Directions for this task:
Identify the lines that contain the word "ELEVATION", then copy them.

________________

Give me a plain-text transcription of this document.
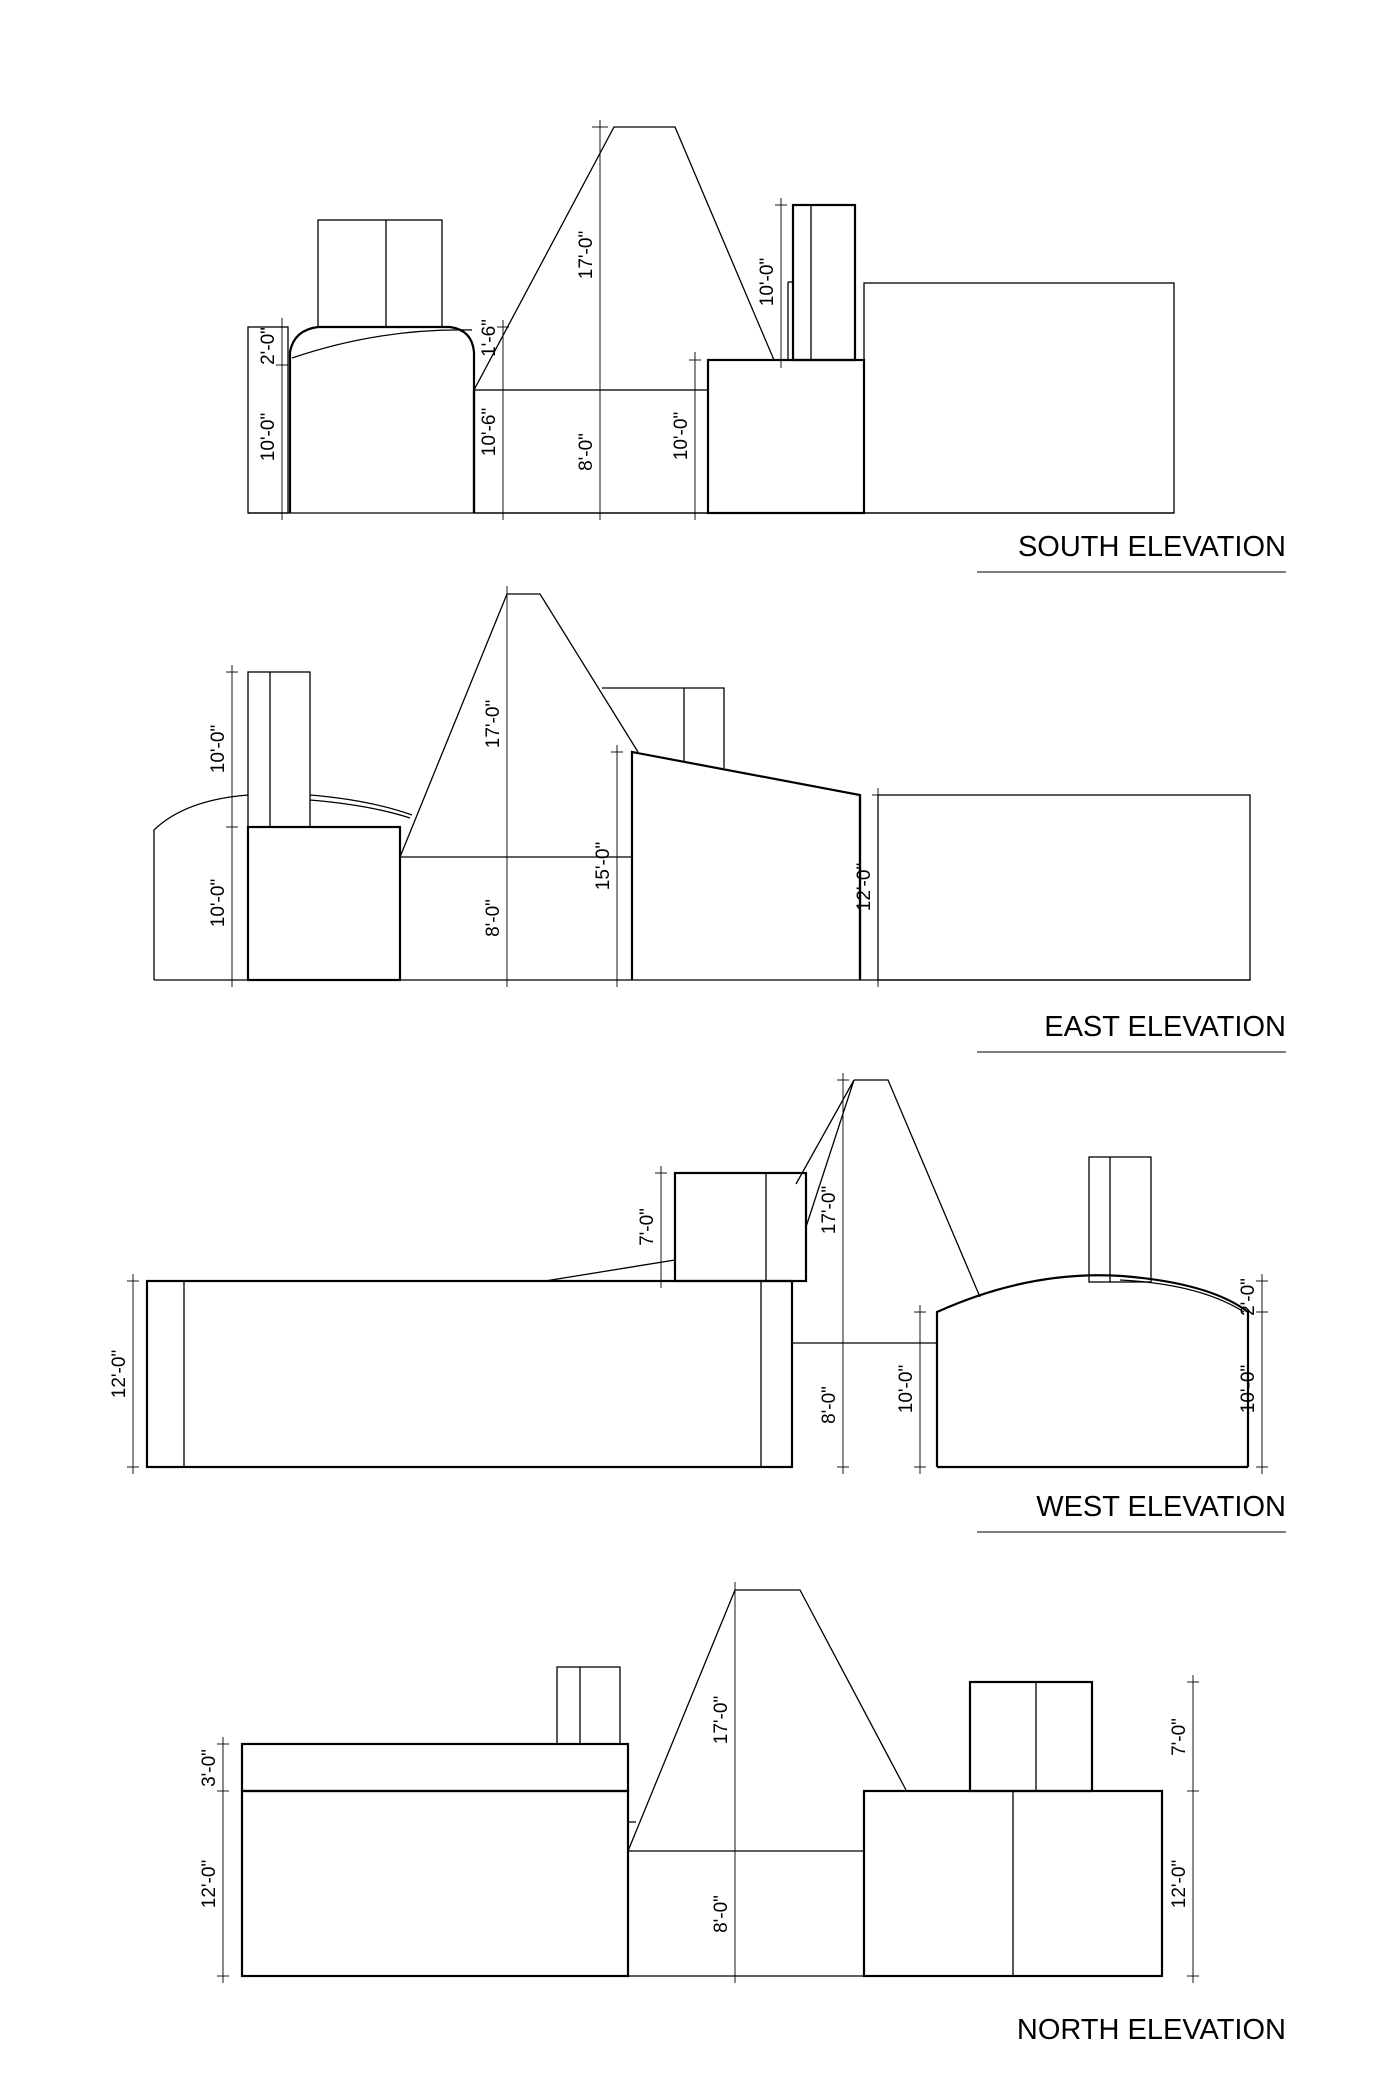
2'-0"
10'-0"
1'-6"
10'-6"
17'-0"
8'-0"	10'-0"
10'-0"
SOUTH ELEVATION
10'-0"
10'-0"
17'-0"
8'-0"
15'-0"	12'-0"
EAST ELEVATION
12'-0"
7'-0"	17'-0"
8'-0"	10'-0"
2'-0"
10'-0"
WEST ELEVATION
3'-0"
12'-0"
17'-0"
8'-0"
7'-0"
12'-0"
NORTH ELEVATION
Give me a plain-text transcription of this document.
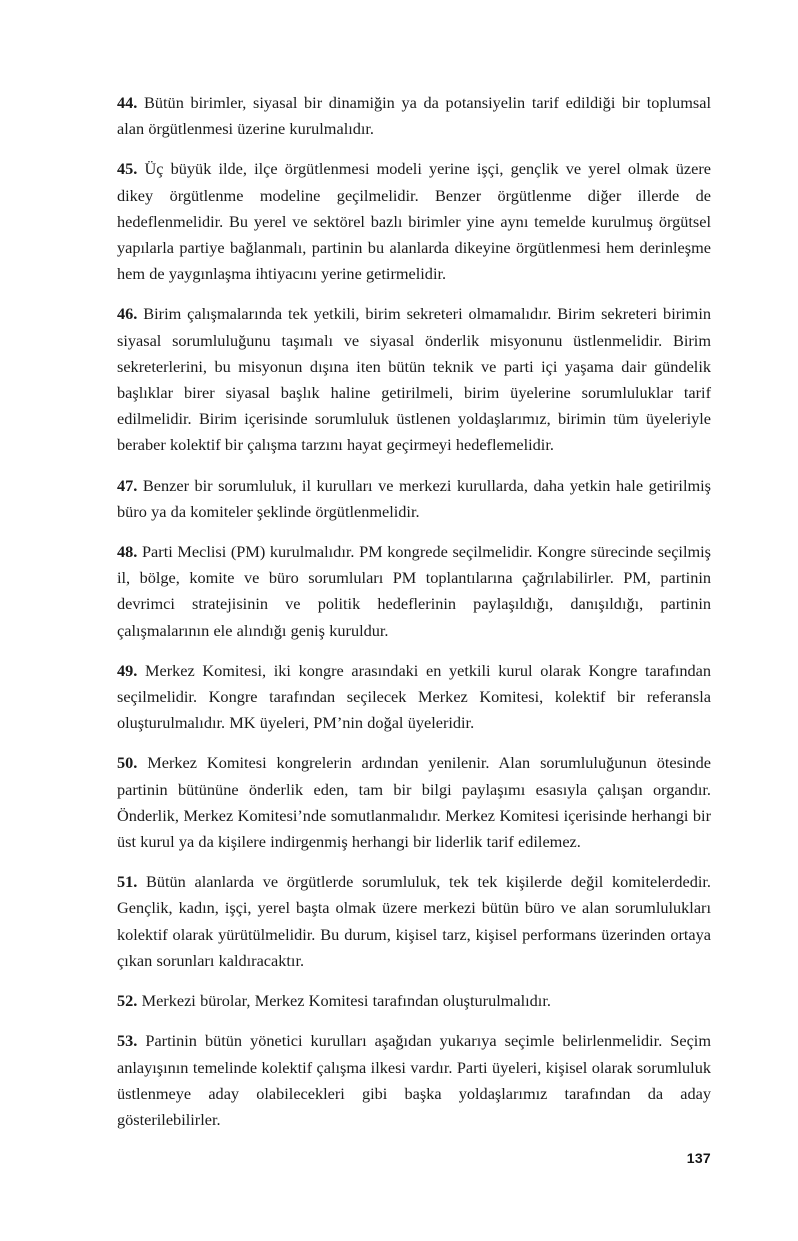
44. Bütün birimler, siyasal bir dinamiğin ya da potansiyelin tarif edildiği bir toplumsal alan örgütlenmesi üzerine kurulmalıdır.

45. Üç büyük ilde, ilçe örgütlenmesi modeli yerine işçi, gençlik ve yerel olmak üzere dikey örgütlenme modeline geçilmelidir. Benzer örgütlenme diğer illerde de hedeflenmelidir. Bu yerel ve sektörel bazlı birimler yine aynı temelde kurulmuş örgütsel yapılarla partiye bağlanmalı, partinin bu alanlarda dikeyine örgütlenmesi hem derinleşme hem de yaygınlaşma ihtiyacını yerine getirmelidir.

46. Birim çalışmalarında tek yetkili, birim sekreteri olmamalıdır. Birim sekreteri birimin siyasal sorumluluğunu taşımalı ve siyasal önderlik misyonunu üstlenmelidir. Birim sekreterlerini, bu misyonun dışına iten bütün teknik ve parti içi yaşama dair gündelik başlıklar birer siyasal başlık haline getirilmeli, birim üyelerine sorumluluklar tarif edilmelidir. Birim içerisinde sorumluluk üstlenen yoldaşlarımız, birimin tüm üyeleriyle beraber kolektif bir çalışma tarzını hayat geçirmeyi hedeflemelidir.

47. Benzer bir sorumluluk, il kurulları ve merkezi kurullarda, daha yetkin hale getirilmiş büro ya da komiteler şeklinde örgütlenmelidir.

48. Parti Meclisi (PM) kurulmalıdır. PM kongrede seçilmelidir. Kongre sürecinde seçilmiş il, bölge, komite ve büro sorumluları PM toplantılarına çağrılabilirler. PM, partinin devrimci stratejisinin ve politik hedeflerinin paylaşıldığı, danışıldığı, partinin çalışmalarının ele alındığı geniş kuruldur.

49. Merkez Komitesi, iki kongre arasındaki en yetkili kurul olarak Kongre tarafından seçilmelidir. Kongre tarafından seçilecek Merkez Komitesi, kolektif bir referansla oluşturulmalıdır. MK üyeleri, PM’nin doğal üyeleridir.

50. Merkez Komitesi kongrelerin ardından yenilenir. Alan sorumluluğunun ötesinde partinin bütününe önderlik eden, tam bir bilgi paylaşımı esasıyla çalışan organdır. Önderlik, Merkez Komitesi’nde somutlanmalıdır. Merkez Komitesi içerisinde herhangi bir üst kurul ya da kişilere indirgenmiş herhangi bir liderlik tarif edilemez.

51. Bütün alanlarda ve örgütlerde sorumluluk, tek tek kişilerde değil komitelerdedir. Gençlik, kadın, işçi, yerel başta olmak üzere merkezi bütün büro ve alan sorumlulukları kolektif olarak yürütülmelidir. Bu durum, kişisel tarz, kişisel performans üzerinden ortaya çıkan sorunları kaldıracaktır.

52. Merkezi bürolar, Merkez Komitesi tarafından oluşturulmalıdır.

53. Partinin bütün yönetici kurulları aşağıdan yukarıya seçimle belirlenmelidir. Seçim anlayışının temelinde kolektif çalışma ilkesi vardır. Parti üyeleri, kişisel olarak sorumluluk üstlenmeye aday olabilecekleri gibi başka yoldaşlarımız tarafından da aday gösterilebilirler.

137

________________

Task answer:
SOUTH ELEVATION
EAST ELEVATION
WEST ELEVATION
NORTH ELEVATION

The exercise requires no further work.